WORK INSTRUCTIONS: Find the lines with the string "this" and return them.

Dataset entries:

────────────────

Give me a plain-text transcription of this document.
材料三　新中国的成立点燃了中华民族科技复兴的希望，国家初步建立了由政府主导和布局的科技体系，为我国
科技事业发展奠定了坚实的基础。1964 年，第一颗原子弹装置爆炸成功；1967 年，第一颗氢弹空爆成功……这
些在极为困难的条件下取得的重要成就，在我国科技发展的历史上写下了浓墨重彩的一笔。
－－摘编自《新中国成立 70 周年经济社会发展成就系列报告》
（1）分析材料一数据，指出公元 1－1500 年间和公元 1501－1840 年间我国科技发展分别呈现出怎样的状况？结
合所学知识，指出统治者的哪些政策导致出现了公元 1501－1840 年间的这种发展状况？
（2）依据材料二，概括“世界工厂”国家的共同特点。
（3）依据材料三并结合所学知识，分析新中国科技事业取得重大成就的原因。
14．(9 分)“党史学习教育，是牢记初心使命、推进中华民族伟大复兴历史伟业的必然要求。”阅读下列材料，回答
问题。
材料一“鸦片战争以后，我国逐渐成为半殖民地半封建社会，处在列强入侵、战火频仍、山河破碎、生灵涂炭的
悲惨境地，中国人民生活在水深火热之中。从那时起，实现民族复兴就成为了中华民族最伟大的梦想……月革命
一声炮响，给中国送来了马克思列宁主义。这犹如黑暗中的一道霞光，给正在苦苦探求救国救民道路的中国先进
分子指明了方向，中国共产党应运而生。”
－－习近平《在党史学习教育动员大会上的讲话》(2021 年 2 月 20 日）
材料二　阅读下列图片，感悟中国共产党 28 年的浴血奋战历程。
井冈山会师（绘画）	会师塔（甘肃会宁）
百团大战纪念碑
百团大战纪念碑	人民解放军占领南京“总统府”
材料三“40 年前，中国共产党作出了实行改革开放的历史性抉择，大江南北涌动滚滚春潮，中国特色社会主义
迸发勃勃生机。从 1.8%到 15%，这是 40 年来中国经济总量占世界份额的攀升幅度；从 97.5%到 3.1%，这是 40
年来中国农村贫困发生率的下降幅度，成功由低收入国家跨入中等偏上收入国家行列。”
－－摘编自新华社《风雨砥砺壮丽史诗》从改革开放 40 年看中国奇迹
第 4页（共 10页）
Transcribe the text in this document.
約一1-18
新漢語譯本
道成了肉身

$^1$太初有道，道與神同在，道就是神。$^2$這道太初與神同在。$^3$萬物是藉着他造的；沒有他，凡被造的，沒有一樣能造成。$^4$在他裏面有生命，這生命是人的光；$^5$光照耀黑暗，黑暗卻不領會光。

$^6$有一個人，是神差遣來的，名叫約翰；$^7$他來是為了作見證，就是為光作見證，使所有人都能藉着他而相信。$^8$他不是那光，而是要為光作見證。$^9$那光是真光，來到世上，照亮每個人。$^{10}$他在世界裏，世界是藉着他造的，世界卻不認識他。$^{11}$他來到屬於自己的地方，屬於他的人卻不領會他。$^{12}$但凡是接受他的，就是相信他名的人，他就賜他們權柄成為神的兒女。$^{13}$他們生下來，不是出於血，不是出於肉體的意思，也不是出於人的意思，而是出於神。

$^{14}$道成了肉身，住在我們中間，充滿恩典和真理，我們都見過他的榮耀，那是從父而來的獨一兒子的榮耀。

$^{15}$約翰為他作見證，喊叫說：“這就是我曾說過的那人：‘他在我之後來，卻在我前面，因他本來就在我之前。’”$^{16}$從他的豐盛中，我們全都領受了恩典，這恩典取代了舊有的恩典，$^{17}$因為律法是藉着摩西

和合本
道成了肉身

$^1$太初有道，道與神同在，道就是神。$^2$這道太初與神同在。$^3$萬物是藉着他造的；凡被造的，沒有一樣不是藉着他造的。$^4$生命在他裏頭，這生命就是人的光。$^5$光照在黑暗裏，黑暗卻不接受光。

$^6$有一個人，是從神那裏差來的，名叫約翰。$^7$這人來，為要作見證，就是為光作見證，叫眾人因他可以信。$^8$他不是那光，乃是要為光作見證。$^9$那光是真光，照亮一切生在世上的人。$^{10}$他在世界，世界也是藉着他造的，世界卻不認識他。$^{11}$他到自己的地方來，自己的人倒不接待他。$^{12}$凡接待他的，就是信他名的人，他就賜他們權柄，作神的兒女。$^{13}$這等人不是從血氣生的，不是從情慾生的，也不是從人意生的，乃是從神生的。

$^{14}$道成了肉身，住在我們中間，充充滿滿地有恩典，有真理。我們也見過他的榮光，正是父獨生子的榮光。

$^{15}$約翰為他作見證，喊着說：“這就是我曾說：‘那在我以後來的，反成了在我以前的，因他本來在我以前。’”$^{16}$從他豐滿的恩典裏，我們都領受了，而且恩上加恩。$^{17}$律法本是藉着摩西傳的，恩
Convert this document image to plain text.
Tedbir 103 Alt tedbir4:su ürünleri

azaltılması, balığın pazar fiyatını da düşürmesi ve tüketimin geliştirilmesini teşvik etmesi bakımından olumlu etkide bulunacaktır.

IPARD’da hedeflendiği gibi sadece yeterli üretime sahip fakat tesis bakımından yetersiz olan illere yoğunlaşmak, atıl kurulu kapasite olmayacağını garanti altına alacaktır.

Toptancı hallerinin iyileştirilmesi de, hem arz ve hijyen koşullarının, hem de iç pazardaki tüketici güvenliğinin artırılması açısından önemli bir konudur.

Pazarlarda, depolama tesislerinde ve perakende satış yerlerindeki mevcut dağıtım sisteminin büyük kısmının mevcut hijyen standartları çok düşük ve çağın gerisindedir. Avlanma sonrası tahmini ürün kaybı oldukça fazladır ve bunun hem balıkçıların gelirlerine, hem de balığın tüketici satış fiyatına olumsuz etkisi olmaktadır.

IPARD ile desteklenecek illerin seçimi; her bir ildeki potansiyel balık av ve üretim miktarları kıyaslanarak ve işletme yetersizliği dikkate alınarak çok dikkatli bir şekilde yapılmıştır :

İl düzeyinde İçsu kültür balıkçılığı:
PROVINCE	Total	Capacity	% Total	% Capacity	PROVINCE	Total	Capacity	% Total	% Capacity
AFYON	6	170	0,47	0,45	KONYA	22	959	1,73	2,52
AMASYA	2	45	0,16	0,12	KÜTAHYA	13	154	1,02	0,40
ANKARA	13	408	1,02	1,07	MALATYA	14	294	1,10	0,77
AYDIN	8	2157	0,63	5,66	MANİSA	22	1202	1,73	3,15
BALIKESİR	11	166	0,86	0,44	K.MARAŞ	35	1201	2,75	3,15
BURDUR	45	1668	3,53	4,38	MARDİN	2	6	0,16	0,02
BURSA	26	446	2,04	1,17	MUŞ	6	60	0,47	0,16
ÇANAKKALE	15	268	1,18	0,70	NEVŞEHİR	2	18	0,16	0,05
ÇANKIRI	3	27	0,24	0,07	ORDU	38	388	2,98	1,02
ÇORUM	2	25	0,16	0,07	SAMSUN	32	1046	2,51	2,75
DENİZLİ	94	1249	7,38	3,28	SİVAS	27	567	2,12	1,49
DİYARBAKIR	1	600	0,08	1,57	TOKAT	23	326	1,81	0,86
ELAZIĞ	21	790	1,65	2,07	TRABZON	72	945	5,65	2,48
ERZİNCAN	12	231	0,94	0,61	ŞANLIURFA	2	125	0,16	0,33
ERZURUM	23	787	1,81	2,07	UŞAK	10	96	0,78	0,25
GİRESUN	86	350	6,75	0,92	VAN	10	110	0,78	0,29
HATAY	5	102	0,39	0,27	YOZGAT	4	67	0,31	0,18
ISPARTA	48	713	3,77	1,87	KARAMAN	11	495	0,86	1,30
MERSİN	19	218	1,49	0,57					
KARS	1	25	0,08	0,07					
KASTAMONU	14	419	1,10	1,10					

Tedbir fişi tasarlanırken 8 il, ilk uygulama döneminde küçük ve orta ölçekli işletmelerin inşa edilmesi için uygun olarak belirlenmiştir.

────────────────

OUTPUT:
Give me a plain-text transcription of this document.
Transcribe the text in this document.
Convert this document image to plain text.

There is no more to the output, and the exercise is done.